--- START ---
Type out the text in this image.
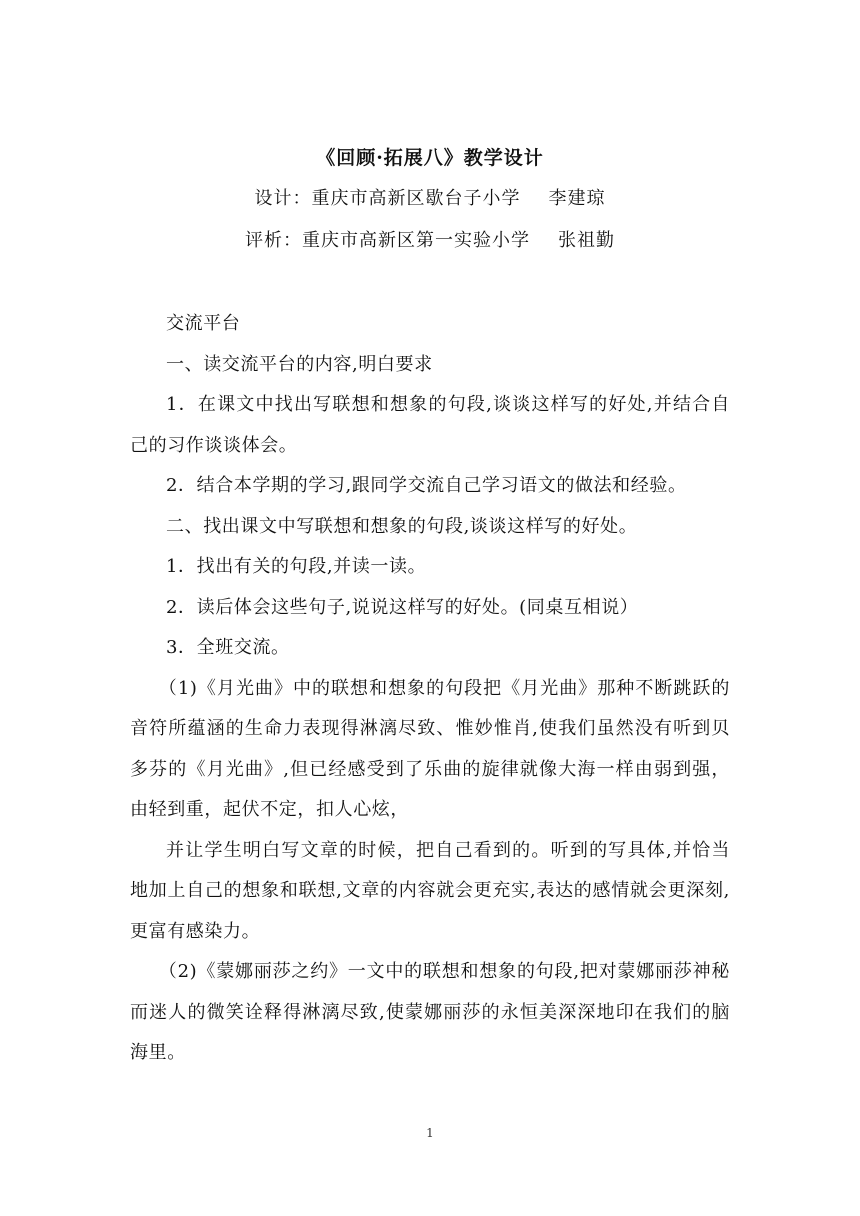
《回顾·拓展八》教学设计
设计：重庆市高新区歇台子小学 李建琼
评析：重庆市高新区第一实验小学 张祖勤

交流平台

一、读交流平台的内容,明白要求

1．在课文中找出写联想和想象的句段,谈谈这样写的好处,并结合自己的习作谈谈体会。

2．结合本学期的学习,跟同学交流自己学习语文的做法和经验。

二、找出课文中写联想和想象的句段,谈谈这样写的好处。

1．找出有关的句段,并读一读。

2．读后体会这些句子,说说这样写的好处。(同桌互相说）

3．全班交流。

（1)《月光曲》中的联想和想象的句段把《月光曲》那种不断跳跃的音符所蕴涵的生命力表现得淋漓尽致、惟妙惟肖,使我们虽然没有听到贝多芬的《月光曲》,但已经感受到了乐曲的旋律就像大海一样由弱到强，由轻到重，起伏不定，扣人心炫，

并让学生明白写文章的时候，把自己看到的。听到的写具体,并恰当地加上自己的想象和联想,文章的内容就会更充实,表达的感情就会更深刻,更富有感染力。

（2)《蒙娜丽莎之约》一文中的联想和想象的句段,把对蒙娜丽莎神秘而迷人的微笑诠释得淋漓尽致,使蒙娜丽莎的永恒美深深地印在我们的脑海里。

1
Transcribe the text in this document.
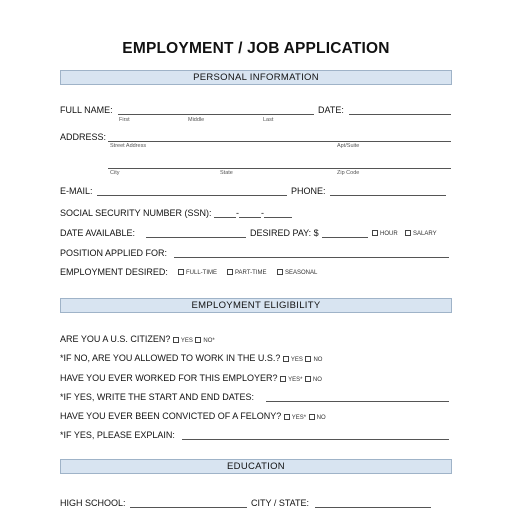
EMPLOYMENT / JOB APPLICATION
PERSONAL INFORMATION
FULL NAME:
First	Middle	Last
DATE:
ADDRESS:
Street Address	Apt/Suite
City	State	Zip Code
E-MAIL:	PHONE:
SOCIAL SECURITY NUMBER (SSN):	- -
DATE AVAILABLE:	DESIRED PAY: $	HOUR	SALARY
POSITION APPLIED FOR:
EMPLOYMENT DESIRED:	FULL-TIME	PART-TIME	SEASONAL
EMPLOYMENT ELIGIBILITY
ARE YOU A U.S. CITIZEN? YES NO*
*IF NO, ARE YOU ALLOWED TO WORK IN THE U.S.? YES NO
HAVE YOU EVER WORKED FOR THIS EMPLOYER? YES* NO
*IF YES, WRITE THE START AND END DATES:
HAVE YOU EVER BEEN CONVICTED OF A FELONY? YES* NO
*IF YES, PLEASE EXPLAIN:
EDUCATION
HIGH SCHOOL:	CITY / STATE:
--- END ---
Exercise instructions: Copy down every line of the material above that includes the string "FULL".

Complete answer:
FULL NAME:
EMPLOYMENT DESIRED:	FULL-TIME	PART-TIME	SEASONAL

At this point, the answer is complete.